### GOAL
Locate the word "煮于言表" in the material, then show every line that holds it.

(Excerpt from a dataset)

= = =

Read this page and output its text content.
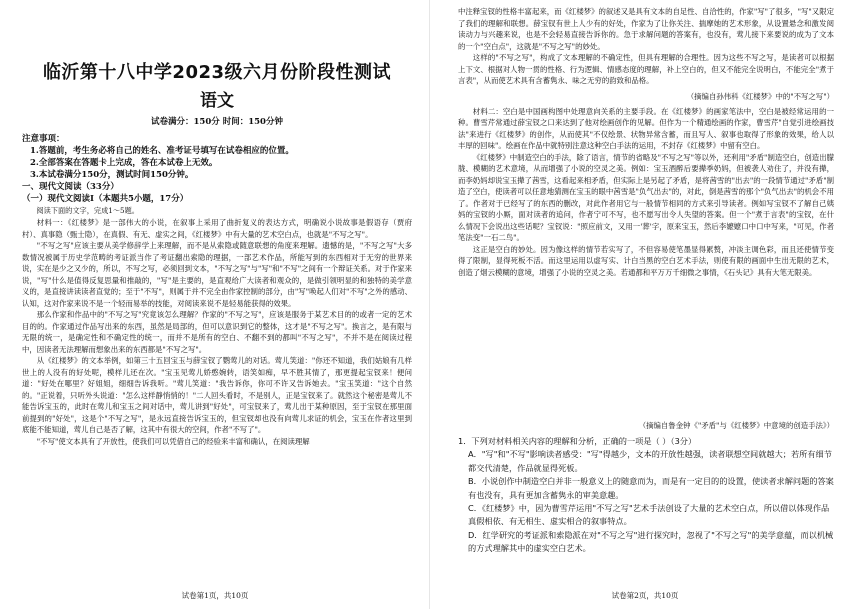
临沂第十八中学2023级六月份阶段性测试
语文
试卷满分：150分 时间：150分钟
注意事项：
1.答题前，考生务必将自己的姓名、准考证号填写在试卷相应的位置。
2.全部答案在答题卡上完成，答在本试卷上无效。
3.本试卷满分150分，测试时间150分钟。
一、现代文阅读（33分）
（一）现代文阅读Ⅰ（本题共5小题，17分）
阅读下面的文字，完成1～5题。

材料一：《红楼梦》是一部伟大的小说，在叙事上采用了曲折复义的表达方式，明确说小说故事是假语存（贾府村）、真事隐（甄士隐），在真假、有无、虚实之间，《红楼梦》中有大量的艺术空白点，也就是"不写之写"。

"不写之写"应该主要从美学修辞学上来理解，而不是从索隐或随意联想的角度来理解。遗憾的是，"不写之写"大多数情况被属于历史学范畴的考证派当作了考证翻出索隐的理据，一部艺术作品，所能写到的东西相对于无穷的世界来说，实在是少之又少的，所以，不写之写，必须回到文本，"不写之写"与"写"和"不写"之间有一个辩证关系。对于作家来说，"写"什么是值得反复思量和推敲的，"写"是主要的，是直观给广大读者和观众的，是做引领明显的和独特的美学意义的，是直接讲读读者直觉的；至于"不写"，则属于并不完全由作家控制的部分，由"写"唤起人们对"不写"之外的感动、认知，这对作家来说不是一个轻而易举的技能，对阅读来说不是轻易能获得的效果。

那么作家和作品中的"不写之写"究竟该怎么理解？作家的"不写之写"，应该是服务于某艺术目的的或者一定的艺术目的的。作家通过作品写出来的东西，虽然是局部的，但可以意识到它的整体，这才是"不写之写"。换言之，是有限与无限的统一，是确定性和不确定性的统一，而并不是所有的空白、不翻不到的都叫"不写之写"，不并不是在阅读过程中，因读者无法理解而想象出来的东西都是"不写之写"。

从《红楼梦》的文本举例，如第三十五回宝玉与薛宝钗了鹦莺儿的对话。莺儿笑道："你还不知道，我们姑娘有几样世上的人没有的好处呢，模样儿还在次。"宝玉见莺儿娇憨婉转，语笑如痴，早不胜其情了，那更提起宝钗来！便问道："好处在哪里？好姐姐，细细告诉我听。"莺儿笑道："我告诉你，你可不许又告诉她去。"宝玉笑道："这个自然的。"正说着，只听外头说道："怎么这样静悄悄的！"二人回头看时，不是别人，正是宝钗来了。就然这个秘密是莺儿不能告诉宝玉的，此时在莺儿和宝玉之间对话中，莺儿讲到"好处"，可宝钗来了，莺儿出于某种原因，至于宝钗在那里面前提到的"好处"，这是个"不写之写"，是永远直接告诉宝玉的，但宝钗却也没有向莺儿求证的机会，宝玉在作者这里到底能不能知道，莺儿自己是否了解，这其中有很大的空间，作者"不写了"。

"不写"使文本具有了开放性，使我们可以凭借自己的经验来丰富和确认，在阅读理解

试卷第1页，共10页

中注释宝钗的性格丰富起来，而《红楼梦》的叙述又是具有文本的自足性、自洽性的，作家"写"了很多，"写"又限定了我们的理解和联想。薛宝钗有世上人少有的好处，作家为了让你关注、揣摩她的艺术形象，从设置悬念和激发阅读动力与兴趣来说，也是不会轻易直接告诉你的。急于求解问题的答案有，也没有，莺儿接下来要说的成为了文本的一个"空白点"，这就是"不写之写"的妙处。

这样的"不写之写"，构成了文本理解的不确定性，但具有理解的合理性。因为这些不写之写，是读者可以根据上下文、根据对人物一贯的性格、行为逻辑、情感态度的理解，补上空白的，但又不能完全说明白，不能完全"煮于言表"，从而使艺术具有含蓄隽永、味之无穷的韵致和品格。

（摘编自孙伟科《红楼梦》中的"不写之写"）

材料二：空白是中国画构图中处理意向关系的主要手段。在《红楼梦》的画家笔法中，空白是被经常运用的一种。曹雪芹常通过薛宝钗之口来达到了他对绘画创作的见解。但作为一个精通绘画的作家，曹雪芹"自觉引进绘画技法"来进行《红楼梦》的创作，从而使其"不仅绘景、状物异常含蓄，而且写人、叙事也取得了形象的效果，给人以丰厚的回味"。绘画在作品中就特别注意这种空白手法的运用，不封存《红楼梦》中留有空白。

《红楼梦》中制造空白的手法，除了语言，情节的省略及"不写之写"等以外，还利用"矛盾"制造空白，创造出朦胧、模糊的艺术意境，从而增强了小说的空灵之美。例如：宝玉酒醉后要撵季奶妈，但被袭人劝住了，并没有撵，而李奶妈却说宝玉撵了茜雪，这看起来相矛盾，但实际上是另起了矛盾，是将茜雪的"出去"的一段情节通过"矛盾"制造了空白，使读者可以任意地猜测在宝玉的眼中茜雪是"负气出去"的，对此，倒是茜雪的那个"负气出去"的机会不用了。作者对于已经写了的东西的删改，对此作者用它与一般情节相同的方式来引导读者。例如写宝钗不了解自己姨妈的宝钗的小厮，面对读者的追问，作者宁可不写，也不愿写出令人失望的答案。但一个"煮于言表"的宝钗，在什么情况下会说出这些话呢？宝钗说："照应前文，又用一'葬'字，原来宝玉，然后李嬷嬷口中口中写来，"可见，作者笔法变"一石二鸟"。

这正是空白的妙处。因为像这样的情节若实写了，不但容易使笔墨显得累赘，冲淡主调色彩，而且还使情节变得了限制，显得死板不活。而这里运用以虚写实、计白当黑的空白艺术手法，则使有限的画面中生出无限的艺术，创造了烟云模糊的意境，增强了小说的空灵之美。若通都和平万万千细微之事情，《石头记》具有大笔无限美。

（摘编自鲁金钟《"矛盾"与《红楼梦》中意境的创造手法》）
1．下列对材料相关内容的理解和分析，正确的一项是（ ）（3分）
A．"写"和"不写"影响读者感受："写"得越少，文本的开放性越强，读者联想空间就越大；若所有细节都交代清楚，作品就显得死板。
B．小说创作中制造空白并非一般意义上的随意而为，而是有一定目的的设置，使读者求解问题的答案有也没有，具有更加含蓄隽永的审美意趣。
C．《红楼梦》中，因为曹雪芹运用"不写之写"艺术手法创设了大量的艺术空白点，所以借以体现作品真假相依、有无相生、虚实相合的叙事特点。
D．红学研究的考证派和索隐派在对"不写之写"进行探究时，忽视了"不写之写"的美学意蕴，而以机械的方式理解其中的虚实空白艺术。
试卷第2页，共10页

= = =

### FINISHED ANSWER
这样的"不写之写"，构成了文本理解的不确定性，但具有理解的合理性。因为这些不写之写，是读者可以根据上下文、根据对人物一贯的性格、行为逻辑、情感态度的理解，补上空白的，但又不能完全说明白，不能完全"煮于言表"，从而使艺术具有含蓄隽永、味之无穷的韵致和品格。
《红楼梦》中制造空白的手法，除了语言，情节的省略及"不写之写"等以外，还利用"矛盾"制造空白，创造出朦胧、模糊的艺术意境，从而增强了小说的空灵之美。例如：宝玉酒醉后要撵季奶妈，但被袭人劝住了，并没有撵，而李奶妈却说宝玉撵了茜雪，这看起来相矛盾，但实际上是另起了矛盾，是将茜雪的"出去"的一段情节通过"矛盾"制造了空白，使读者可以任意地猜测在宝玉的眼中茜雪是"负气出去"的，对此，倒是茜雪的那个"负气出去"的机会不用了。作者对于已经写了的东西的删改，对此作者用它与一般情节相同的方式来引导读者。例如写宝钗不了解自己姨妈的宝钗的小厮，面对读者的追问，作者宁可不写，也不愿写出令人失望的答案。但一个"煮于言表"的宝钗，在什么情况下会说出这些话呢？宝钗说："照应前文，又用一'葬'字，原来宝玉，然后李嬷嬷口中口中写来，"可见，作者笔法变"一石二鸟"。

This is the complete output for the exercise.